**Task goal**
In the entries below, find the line containing "Extract the structured". Copy it and all lines after it, exactly, through the end.

--- Input records ---

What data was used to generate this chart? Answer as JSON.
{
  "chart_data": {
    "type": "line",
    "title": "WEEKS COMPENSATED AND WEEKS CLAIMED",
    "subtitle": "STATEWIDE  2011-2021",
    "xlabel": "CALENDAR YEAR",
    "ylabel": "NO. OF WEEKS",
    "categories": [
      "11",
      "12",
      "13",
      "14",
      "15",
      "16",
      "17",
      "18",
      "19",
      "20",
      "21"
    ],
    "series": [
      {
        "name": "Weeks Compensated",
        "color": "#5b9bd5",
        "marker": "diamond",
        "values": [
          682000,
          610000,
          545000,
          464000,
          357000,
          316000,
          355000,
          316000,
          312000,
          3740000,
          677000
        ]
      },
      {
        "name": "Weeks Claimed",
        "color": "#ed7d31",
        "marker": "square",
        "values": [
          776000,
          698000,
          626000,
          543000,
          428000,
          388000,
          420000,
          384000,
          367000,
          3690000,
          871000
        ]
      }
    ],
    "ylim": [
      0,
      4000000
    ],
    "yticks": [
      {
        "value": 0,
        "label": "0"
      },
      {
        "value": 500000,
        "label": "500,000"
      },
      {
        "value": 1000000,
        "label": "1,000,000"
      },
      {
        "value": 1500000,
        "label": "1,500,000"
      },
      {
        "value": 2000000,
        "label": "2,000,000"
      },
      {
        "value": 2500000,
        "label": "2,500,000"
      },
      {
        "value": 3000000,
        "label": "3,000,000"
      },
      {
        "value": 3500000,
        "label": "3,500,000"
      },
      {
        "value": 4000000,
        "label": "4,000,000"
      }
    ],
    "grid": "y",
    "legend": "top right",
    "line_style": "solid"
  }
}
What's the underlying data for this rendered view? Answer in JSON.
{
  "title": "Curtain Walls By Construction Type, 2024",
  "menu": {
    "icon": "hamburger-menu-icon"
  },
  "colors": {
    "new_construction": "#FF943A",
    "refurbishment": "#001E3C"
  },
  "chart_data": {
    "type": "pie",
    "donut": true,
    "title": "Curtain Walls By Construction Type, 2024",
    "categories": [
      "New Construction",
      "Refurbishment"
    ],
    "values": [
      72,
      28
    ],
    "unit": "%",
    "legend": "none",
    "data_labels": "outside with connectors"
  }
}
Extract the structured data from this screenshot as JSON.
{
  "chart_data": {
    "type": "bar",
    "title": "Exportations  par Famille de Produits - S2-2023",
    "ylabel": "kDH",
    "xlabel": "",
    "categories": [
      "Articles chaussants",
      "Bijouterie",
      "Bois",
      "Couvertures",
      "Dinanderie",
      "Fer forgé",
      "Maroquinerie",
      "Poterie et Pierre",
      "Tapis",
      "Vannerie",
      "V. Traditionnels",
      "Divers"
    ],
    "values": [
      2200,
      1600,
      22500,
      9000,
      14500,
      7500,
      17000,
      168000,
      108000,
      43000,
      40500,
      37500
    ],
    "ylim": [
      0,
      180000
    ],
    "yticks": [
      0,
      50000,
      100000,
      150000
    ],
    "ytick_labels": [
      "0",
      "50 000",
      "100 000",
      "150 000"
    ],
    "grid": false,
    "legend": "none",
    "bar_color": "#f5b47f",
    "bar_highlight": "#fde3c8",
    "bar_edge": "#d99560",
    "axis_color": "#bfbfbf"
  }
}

---

**Reply to the exercise**
Extract the structured data from this screenshot as JSON.
{
  "chart_data": {
    "type": "bar",
    "title": "Exportations  par Famille de Produits - S2-2023",
    "ylabel": "kDH",
    "xlabel": "",
    "categories": [
      "Articles chaussants",
      "Bijouterie",
      "Bois",
      "Couvertures",
      "Dinanderie",
      "Fer forgé",
      "Maroquinerie",
      "Poterie et Pierre",
      "Tapis",
      "Vannerie",
      "V. Traditionnels",
      "Divers"
    ],
    "values": [
      2200,
      1600,
      22500,
      9000,
      14500,
      7500,
      17000,
      168000,
      108000,
      43000,
      40500,
      37500
    ],
    "ylim": [
      0,
      180000
    ],
    "yticks": [
      0,
      50000,
      100000,
      150000
    ],
    "ytick_labels": [
      "0",
      "50 000",
      "100 000",
      "150 000"
    ],
    "grid": false,
    "legend": "none",
    "bar_color": "#f5b47f",
    "bar_highlight": "#fde3c8",
    "bar_edge": "#d99560",
    "axis_color": "#bfbfbf"
  }
}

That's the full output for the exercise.